Aim of the exercise —
Below are some records; retype all of them exactly.

=== Data for this task ===

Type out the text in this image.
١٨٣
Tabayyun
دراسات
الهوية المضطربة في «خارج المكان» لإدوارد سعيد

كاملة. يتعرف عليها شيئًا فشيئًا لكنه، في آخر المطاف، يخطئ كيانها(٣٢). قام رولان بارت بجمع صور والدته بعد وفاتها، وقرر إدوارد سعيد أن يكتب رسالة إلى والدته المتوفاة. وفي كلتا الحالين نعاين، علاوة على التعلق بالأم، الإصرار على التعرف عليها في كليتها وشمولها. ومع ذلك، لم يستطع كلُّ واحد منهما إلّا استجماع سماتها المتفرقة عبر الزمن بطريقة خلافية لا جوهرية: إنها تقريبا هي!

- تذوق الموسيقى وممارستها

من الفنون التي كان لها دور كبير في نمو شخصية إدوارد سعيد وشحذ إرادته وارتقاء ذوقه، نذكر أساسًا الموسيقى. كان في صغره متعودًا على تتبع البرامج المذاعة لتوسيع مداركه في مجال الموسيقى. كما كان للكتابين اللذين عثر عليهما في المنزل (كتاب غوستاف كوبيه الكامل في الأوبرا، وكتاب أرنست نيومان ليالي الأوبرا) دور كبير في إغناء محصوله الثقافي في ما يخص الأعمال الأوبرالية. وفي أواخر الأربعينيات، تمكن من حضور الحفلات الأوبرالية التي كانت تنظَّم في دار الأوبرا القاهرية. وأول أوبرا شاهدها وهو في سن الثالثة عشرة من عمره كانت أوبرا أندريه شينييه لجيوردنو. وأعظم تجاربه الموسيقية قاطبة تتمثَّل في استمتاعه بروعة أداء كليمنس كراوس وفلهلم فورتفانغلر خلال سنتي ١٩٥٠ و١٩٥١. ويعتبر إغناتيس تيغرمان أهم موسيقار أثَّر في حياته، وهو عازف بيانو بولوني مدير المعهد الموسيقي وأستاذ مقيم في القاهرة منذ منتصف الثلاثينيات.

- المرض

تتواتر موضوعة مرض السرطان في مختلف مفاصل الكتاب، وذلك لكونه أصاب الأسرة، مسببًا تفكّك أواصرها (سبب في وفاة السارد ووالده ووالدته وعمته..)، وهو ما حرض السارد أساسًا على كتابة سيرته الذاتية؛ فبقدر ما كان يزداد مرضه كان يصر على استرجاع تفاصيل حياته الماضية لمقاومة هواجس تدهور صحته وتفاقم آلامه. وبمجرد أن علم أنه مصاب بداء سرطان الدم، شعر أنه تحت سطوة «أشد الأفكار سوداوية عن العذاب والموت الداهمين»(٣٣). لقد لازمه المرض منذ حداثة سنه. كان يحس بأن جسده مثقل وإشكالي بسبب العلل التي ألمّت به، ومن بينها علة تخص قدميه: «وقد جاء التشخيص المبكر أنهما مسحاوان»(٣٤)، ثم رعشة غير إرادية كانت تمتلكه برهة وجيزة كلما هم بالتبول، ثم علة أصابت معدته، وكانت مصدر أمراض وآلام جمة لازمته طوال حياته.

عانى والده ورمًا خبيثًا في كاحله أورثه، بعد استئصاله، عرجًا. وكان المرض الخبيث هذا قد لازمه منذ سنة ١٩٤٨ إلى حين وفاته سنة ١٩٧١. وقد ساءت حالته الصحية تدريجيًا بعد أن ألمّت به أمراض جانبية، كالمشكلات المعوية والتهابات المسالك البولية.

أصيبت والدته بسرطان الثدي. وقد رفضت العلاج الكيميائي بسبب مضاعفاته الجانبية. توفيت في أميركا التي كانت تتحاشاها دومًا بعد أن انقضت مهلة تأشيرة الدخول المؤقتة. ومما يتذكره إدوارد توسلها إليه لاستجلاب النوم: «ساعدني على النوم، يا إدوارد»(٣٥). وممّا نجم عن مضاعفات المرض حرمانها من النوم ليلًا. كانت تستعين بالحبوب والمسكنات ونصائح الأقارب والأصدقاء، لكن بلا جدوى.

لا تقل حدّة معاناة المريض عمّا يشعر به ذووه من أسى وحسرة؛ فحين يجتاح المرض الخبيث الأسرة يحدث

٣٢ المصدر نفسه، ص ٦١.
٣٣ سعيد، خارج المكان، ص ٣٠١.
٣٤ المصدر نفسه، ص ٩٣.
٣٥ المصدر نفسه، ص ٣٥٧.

===

The completed task —
Type out the text in this image.
١٨٣
Tabayyun
دراسات
الهوية المضطربة في «خارج المكان» لإدوارد سعيد

كاملة. يتعرف عليها شيئًا فشيئًا لكنه، في آخر المطاف، يخطئ كيانها(٣٢). قام رولان بارت بجمع صور والدته بعد وفاتها، وقرر إدوارد سعيد أن يكتب رسالة إلى والدته المتوفاة. وفي كلتا الحالين نعاين، علاوة على التعلق بالأم، الإصرار على التعرف عليها في كليتها وشمولها. ومع ذلك، لم يستطع كلُّ واحد منهما إلّا استجماع سماتها المتفرقة عبر الزمن بطريقة خلافية لا جوهرية: إنها تقريبا هي!

- تذوق الموسيقى وممارستها

من الفنون التي كان لها دور كبير في نمو شخصية إدوارد سعيد وشحذ إرادته وارتقاء ذوقه، نذكر أساسًا الموسيقى. كان في صغره متعودًا على تتبع البرامج المذاعة لتوسيع مداركه في مجال الموسيقى. كما كان للكتابين اللذين عثر عليهما في المنزل (كتاب غوستاف كوبيه الكامل في الأوبرا، وكتاب أرنست نيومان ليالي الأوبرا) دور كبير في إغناء محصوله الثقافي في ما يخص الأعمال الأوبرالية. وفي أواخر الأربعينيات، تمكن من حضور الحفلات الأوبرالية التي كانت تنظَّم في دار الأوبرا القاهرية. وأول أوبرا شاهدها وهو في سن الثالثة عشرة من عمره كانت أوبرا أندريه شينييه لجيوردنو. وأعظم تجاربه الموسيقية قاطبة تتمثَّل في استمتاعه بروعة أداء كليمنس كراوس وفلهلم فورتفانغلر خلال سنتي ١٩٥٠ و١٩٥١. ويعتبر إغناتيس تيغرمان أهم موسيقار أثَّر في حياته، وهو عازف بيانو بولوني مدير المعهد الموسيقي وأستاذ مقيم في القاهرة منذ منتصف الثلاثينيات.

- المرض

تتواتر موضوعة مرض السرطان في مختلف مفاصل الكتاب، وذلك لكونه أصاب الأسرة، مسببًا تفكّك أواصرها (سبب في وفاة السارد ووالده ووالدته وعمته..)، وهو ما حرض السارد أساسًا على كتابة سيرته الذاتية؛ فبقدر ما كان يزداد مرضه كان يصر على استرجاع تفاصيل حياته الماضية لمقاومة هواجس تدهور صحته وتفاقم آلامه. وبمجرد أن علم أنه مصاب بداء سرطان الدم، شعر أنه تحت سطوة «أشد الأفكار سوداوية عن العذاب والموت الداهمين»(٣٣). لقد لازمه المرض منذ حداثة سنه. كان يحس بأن جسده مثقل وإشكالي بسبب العلل التي ألمّت به، ومن بينها علة تخص قدميه: «وقد جاء التشخيص المبكر أنهما مسحاوان»(٣٤)، ثم رعشة غير إرادية كانت تمتلكه برهة وجيزة كلما هم بالتبول، ثم علة أصابت معدته، وكانت مصدر أمراض وآلام جمة لازمته طوال حياته.

عانى والده ورمًا خبيثًا في كاحله أورثه، بعد استئصاله، عرجًا. وكان المرض الخبيث هذا قد لازمه منذ سنة ١٩٤٨ إلى حين وفاته سنة ١٩٧١. وقد ساءت حالته الصحية تدريجيًا بعد أن ألمّت به أمراض جانبية، كالمشكلات المعوية والتهابات المسالك البولية.

أصيبت والدته بسرطان الثدي. وقد رفضت العلاج الكيميائي بسبب مضاعفاته الجانبية. توفيت في أميركا التي كانت تتحاشاها دومًا بعد أن انقضت مهلة تأشيرة الدخول المؤقتة. ومما يتذكره إدوارد توسلها إليه لاستجلاب النوم: «ساعدني على النوم، يا إدوارد»(٣٥). وممّا نجم عن مضاعفات المرض حرمانها من النوم ليلًا. كانت تستعين بالحبوب والمسكنات ونصائح الأقارب والأصدقاء، لكن بلا جدوى.

لا تقل حدّة معاناة المريض عمّا يشعر به ذووه من أسى وحسرة؛ فحين يجتاح المرض الخبيث الأسرة يحدث

٣٢ المصدر نفسه، ص ٦١.
٣٣ سعيد، خارج المكان، ص ٣٠١.
٣٤ المصدر نفسه، ص ٩٣.
٣٥ المصدر نفسه، ص ٣٥٧.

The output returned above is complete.